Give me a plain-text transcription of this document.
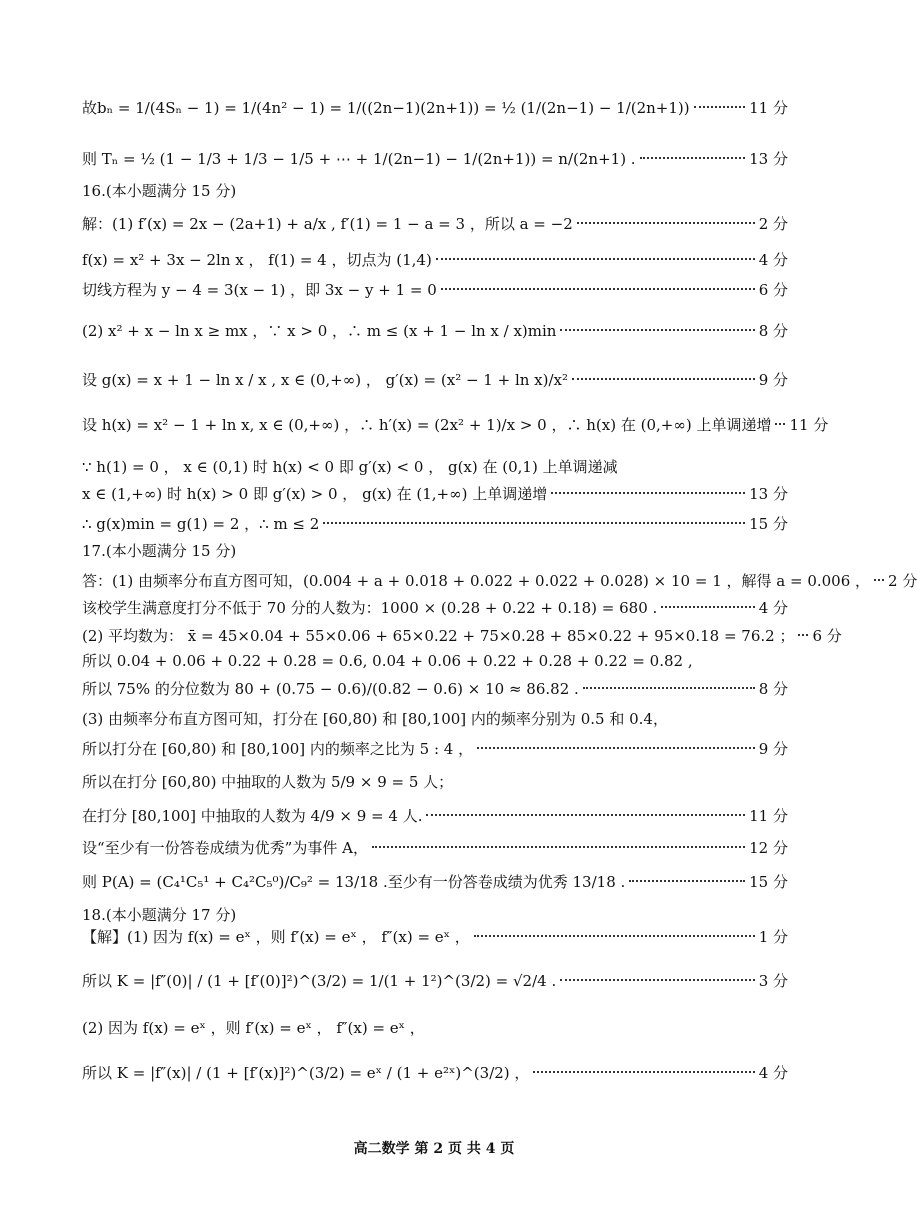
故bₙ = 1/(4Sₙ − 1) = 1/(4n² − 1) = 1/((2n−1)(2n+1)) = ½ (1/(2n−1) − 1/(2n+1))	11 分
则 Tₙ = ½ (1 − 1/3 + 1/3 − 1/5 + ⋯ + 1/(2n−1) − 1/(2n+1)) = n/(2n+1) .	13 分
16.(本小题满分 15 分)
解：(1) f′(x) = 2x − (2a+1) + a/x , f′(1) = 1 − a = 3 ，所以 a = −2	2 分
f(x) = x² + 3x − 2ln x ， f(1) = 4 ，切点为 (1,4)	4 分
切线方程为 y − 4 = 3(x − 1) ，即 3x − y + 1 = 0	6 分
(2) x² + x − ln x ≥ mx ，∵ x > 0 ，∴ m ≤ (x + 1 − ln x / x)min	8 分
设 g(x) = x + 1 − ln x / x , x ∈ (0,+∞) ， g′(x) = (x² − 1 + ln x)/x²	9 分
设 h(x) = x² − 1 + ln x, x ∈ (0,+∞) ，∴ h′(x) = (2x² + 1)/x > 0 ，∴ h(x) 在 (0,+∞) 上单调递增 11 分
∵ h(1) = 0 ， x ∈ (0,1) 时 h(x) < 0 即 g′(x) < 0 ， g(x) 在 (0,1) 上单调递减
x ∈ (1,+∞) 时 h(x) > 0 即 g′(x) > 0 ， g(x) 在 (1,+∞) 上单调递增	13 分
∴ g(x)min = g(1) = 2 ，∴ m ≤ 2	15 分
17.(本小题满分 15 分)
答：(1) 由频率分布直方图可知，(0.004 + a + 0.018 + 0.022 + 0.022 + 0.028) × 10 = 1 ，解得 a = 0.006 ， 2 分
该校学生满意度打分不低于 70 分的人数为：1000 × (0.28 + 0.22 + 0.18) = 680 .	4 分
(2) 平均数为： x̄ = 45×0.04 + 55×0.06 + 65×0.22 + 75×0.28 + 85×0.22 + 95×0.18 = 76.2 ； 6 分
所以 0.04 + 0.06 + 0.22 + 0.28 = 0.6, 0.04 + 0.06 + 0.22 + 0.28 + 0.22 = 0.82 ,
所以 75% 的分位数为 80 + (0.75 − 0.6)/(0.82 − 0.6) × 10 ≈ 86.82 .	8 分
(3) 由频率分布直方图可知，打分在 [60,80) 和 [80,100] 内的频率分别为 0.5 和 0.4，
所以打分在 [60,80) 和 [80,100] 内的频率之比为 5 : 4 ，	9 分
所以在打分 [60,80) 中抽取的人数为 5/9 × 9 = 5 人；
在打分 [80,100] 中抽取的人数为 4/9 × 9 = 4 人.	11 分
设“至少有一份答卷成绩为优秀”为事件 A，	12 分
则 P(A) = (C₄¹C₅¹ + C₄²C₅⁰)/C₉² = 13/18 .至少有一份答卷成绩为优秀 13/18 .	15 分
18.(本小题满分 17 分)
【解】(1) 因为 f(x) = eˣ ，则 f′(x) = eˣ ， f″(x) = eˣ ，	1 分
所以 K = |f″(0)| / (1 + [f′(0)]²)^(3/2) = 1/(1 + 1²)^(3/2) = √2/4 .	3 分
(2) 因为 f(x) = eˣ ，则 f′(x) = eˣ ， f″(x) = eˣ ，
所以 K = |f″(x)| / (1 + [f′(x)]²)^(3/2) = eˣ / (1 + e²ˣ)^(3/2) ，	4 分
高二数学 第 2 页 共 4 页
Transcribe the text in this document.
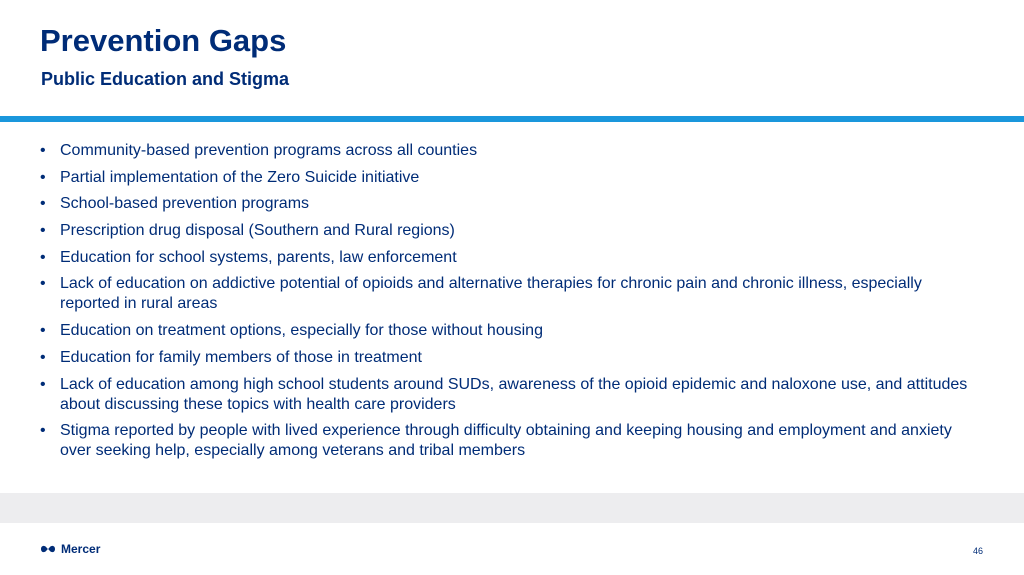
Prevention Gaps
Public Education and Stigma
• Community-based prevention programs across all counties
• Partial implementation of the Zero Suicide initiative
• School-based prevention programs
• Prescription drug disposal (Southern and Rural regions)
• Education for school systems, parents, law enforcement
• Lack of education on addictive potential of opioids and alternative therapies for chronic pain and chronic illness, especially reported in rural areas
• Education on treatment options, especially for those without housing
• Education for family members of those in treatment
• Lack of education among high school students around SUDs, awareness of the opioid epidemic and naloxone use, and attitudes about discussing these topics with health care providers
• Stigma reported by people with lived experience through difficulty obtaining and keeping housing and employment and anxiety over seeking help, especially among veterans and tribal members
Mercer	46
==*==
**Your task**
Only the lines from the one holding "Transcribe the text in this document." through the last line of the records should be output, please, exactly and without any pictures.

**Exercise solution**
Transcribe the text in this document.
Prevention Gaps
Public Education and Stigma
• Community-based prevention programs across all counties
• Partial implementation of the Zero Suicide initiative
• School-based prevention programs
• Prescription drug disposal (Southern and Rural regions)
• Education for school systems, parents, law enforcement
• Lack of education on addictive potential of opioids and alternative therapies for chronic pain and chronic illness, especially reported in rural areas
• Education on treatment options, especially for those without housing
• Education for family members of those in treatment
• Lack of education among high school students around SUDs, awareness of the opioid epidemic and naloxone use, and attitudes about discussing these topics with health care providers
• Stigma reported by people with lived experience through difficulty obtaining and keeping housing and employment and anxiety over seeking help, especially among veterans and tribal members
Mercer	46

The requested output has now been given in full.